Below you see examples of how polymorphism works in linguistics:

![alt text](img/S14.3.png)

Image A and B illustrate how replacements (e.g. new words replacing old ones) at different points in time help inform us about the genealogic relationship of languages. In C it is demonstrated that the reality of the situation might be more complicated than a simple tree can show due to competing word forms existing in the same language simultaneously.
In image D to F you can see the same for the phenomenon of paradigmatic leveling which may be applied in different directions in different branches.

## 2. Inferring Phylogenies


### 2.1 UPGMA and Neighbor-joining tree

#### 2.1.1 UPGMA 
UPGMA is the abbreviation of Unweighted Pair Group Method with Arithmetic Mean. This algorithm assumes a constant evolution rate, which is not always true in a real world scenario. If two species have shortest distance between them, then these two species are considered as last two diverge and joined with a common ancestor.

....

### Goal 1
From the phylogeny passage, return everything from "## 2. Inferring" down to "a common ancestor." without any changes.
The phylogeny passage and the entries are unrelated to each other.

### A few records
....

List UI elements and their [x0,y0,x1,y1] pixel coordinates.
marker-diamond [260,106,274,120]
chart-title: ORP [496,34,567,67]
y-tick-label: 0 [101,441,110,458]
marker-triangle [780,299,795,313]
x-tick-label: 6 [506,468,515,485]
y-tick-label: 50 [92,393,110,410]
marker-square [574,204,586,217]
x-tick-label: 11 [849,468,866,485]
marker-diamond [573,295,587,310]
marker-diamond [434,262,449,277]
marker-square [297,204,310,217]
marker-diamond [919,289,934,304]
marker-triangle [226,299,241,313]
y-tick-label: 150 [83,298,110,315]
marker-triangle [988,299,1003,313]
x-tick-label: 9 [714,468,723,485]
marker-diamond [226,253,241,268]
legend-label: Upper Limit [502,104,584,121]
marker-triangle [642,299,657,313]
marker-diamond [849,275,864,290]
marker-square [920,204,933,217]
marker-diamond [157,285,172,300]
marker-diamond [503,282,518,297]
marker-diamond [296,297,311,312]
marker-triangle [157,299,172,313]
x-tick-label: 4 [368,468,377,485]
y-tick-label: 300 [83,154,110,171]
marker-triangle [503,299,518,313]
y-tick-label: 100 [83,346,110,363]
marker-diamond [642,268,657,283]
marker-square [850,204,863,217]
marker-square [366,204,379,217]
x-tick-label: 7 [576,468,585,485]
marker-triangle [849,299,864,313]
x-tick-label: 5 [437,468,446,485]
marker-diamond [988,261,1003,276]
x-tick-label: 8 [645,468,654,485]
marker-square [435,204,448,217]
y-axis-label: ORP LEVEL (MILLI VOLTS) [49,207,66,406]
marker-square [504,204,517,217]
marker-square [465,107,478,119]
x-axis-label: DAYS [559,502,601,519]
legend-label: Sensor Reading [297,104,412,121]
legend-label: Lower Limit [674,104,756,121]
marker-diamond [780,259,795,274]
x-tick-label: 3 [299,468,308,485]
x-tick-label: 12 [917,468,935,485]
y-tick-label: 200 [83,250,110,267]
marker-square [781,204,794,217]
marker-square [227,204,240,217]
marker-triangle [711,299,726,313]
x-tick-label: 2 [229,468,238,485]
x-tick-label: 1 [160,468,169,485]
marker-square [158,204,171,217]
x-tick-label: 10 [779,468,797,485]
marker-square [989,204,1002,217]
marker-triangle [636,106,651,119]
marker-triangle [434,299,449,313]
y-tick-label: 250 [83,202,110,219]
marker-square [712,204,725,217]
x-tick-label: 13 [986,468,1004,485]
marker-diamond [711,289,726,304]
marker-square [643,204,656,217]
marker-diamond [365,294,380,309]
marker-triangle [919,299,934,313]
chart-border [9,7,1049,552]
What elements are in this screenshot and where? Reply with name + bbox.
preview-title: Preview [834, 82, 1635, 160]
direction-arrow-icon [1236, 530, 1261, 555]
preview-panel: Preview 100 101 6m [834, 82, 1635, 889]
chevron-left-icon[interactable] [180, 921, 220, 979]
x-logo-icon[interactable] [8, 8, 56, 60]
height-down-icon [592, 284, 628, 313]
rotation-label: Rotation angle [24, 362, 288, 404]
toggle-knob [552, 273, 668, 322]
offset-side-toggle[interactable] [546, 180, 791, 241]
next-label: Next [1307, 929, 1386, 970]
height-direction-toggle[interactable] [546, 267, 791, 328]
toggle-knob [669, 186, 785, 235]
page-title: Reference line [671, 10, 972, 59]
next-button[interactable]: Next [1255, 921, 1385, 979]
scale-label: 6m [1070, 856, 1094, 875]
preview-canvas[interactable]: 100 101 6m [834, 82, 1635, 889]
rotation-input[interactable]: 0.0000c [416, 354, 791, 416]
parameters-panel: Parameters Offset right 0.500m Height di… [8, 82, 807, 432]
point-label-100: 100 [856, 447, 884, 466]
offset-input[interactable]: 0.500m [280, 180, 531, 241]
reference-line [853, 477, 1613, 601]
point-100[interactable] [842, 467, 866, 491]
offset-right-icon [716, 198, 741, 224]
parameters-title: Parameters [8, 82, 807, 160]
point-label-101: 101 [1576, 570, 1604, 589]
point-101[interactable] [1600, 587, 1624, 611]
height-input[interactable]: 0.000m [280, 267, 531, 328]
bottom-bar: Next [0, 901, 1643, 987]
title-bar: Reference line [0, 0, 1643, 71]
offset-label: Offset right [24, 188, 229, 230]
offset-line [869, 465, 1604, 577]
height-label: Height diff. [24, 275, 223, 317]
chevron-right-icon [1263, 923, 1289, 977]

....

### Goal 2
Retype everything in the entries from their first line down to the line containing "marker-diamond [157,285,172,300]", including both ends and keeping every character unchanged.

### Task output 1
## 2. Inferring Phylogenies


### 2.1 UPGMA and Neighbor-joining tree

#### 2.1.1 UPGMA 
UPGMA is the abbreviation of Unweighted Pair Group Method with Arithmetic Mean. This algorithm assumes a constant evolution rate, which is not always true in a real world scenario. If two species have shortest distance between them, then these two species are considered as last two diverge and joined with a common ancestor.

### Task output 2
List UI elements and their [x0,y0,x1,y1] pixel coordinates.
marker-diamond [260,106,274,120]
chart-title: ORP [496,34,567,67]
y-tick-label: 0 [101,441,110,458]
marker-triangle [780,299,795,313]
x-tick-label: 6 [506,468,515,485]
y-tick-label: 50 [92,393,110,410]
marker-square [574,204,586,217]
x-tick-label: 11 [849,468,866,485]
marker-diamond [573,295,587,310]
marker-diamond [434,262,449,277]
marker-square [297,204,310,217]
marker-diamond [919,289,934,304]
marker-triangle [226,299,241,313]
y-tick-label: 150 [83,298,110,315]
marker-triangle [988,299,1003,313]
x-tick-label: 9 [714,468,723,485]
marker-diamond [226,253,241,268]
legend-label: Upper Limit [502,104,584,121]
marker-triangle [642,299,657,313]
marker-diamond [849,275,864,290]
marker-square [920,204,933,217]
marker-diamond [157,285,172,300]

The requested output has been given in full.